_The request:_
Exactly as given, repeat all of the entries.

_Dataset records:_

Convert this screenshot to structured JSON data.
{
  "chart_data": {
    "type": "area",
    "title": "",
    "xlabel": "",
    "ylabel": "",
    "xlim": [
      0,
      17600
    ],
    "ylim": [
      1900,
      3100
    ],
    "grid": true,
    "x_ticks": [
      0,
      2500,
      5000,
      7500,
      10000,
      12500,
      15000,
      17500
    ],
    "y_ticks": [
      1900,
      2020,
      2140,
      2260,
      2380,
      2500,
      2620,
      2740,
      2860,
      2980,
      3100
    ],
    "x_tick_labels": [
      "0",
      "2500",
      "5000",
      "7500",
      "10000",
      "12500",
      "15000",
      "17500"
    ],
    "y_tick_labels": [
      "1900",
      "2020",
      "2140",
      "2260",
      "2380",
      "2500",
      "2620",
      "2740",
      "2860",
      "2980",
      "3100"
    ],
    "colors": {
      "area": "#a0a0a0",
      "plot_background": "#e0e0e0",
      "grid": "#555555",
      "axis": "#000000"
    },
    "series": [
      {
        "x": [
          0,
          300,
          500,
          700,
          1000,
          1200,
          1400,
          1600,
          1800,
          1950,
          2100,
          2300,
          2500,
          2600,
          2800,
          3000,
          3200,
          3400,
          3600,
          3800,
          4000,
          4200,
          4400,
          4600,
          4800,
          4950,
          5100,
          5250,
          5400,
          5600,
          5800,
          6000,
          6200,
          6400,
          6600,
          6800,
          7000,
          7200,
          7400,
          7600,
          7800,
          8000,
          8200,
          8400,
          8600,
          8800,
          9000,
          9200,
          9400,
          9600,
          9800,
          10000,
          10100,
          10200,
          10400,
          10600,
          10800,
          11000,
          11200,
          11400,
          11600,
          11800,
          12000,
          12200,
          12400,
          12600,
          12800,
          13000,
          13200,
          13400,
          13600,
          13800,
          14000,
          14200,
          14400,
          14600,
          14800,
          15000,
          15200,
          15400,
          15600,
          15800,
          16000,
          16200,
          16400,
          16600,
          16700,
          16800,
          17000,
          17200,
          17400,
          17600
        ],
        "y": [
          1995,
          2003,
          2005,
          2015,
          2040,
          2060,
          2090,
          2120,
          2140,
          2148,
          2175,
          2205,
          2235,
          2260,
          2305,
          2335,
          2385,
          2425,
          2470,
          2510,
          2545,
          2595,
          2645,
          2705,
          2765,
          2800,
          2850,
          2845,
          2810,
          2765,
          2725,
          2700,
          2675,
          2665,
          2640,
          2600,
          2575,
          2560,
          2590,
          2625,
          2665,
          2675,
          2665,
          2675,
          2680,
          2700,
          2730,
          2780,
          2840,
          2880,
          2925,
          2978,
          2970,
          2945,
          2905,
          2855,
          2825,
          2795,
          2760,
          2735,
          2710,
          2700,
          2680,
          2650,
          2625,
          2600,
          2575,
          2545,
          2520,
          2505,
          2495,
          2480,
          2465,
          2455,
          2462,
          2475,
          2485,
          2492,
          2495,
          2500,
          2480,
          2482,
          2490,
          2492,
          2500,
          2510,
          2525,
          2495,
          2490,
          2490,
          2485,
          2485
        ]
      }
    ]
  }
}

_Answer to the problem:_
Convert this screenshot to structured JSON data.
{
  "chart_data": {
    "type": "area",
    "title": "",
    "xlabel": "",
    "ylabel": "",
    "xlim": [
      0,
      17600
    ],
    "ylim": [
      1900,
      3100
    ],
    "grid": true,
    "x_ticks": [
      0,
      2500,
      5000,
      7500,
      10000,
      12500,
      15000,
      17500
    ],
    "y_ticks": [
      1900,
      2020,
      2140,
      2260,
      2380,
      2500,
      2620,
      2740,
      2860,
      2980,
      3100
    ],
    "x_tick_labels": [
      "0",
      "2500",
      "5000",
      "7500",
      "10000",
      "12500",
      "15000",
      "17500"
    ],
    "y_tick_labels": [
      "1900",
      "2020",
      "2140",
      "2260",
      "2380",
      "2500",
      "2620",
      "2740",
      "2860",
      "2980",
      "3100"
    ],
    "colors": {
      "area": "#a0a0a0",
      "plot_background": "#e0e0e0",
      "grid": "#555555",
      "axis": "#000000"
    },
    "series": [
      {
        "x": [
          0,
          300,
          500,
          700,
          1000,
          1200,
          1400,
          1600,
          1800,
          1950,
          2100,
          2300,
          2500,
          2600,
          2800,
          3000,
          3200,
          3400,
          3600,
          3800,
          4000,
          4200,
          4400,
          4600,
          4800,
          4950,
          5100,
          5250,
          5400,
          5600,
          5800,
          6000,
          6200,
          6400,
          6600,
          6800,
          7000,
          7200,
          7400,
          7600,
          7800,
          8000,
          8200,
          8400,
          8600,
          8800,
          9000,
          9200,
          9400,
          9600,
          9800,
          10000,
          10100,
          10200,
          10400,
          10600,
          10800,
          11000,
          11200,
          11400,
          11600,
          11800,
          12000,
          12200,
          12400,
          12600,
          12800,
          13000,
          13200,
          13400,
          13600,
          13800,
          14000,
          14200,
          14400,
          14600,
          14800,
          15000,
          15200,
          15400,
          15600,
          15800,
          16000,
          16200,
          16400,
          16600,
          16700,
          16800,
          17000,
          17200,
          17400,
          17600
        ],
        "y": [
          1995,
          2003,
          2005,
          2015,
          2040,
          2060,
          2090,
          2120,
          2140,
          2148,
          2175,
          2205,
          2235,
          2260,
          2305,
          2335,
          2385,
          2425,
          2470,
          2510,
          2545,
          2595,
          2645,
          2705,
          2765,
          2800,
          2850,
          2845,
          2810,
          2765,
          2725,
          2700,
          2675,
          2665,
          2640,
          2600,
          2575,
          2560,
          2590,
          2625,
          2665,
          2675,
          2665,
          2675,
          2680,
          2700,
          2730,
          2780,
          2840,
          2880,
          2925,
          2978,
          2970,
          2945,
          2905,
          2855,
          2825,
          2795,
          2760,
          2735,
          2710,
          2700,
          2680,
          2650,
          2625,
          2600,
          2575,
          2545,
          2520,
          2505,
          2495,
          2480,
          2465,
          2455,
          2462,
          2475,
          2485,
          2492,
          2495,
          2500,
          2480,
          2482,
          2490,
          2492,
          2500,
          2510,
          2525,
          2495,
          2490,
          2490,
          2485,
          2485
        ]
      }
    ]
  }
}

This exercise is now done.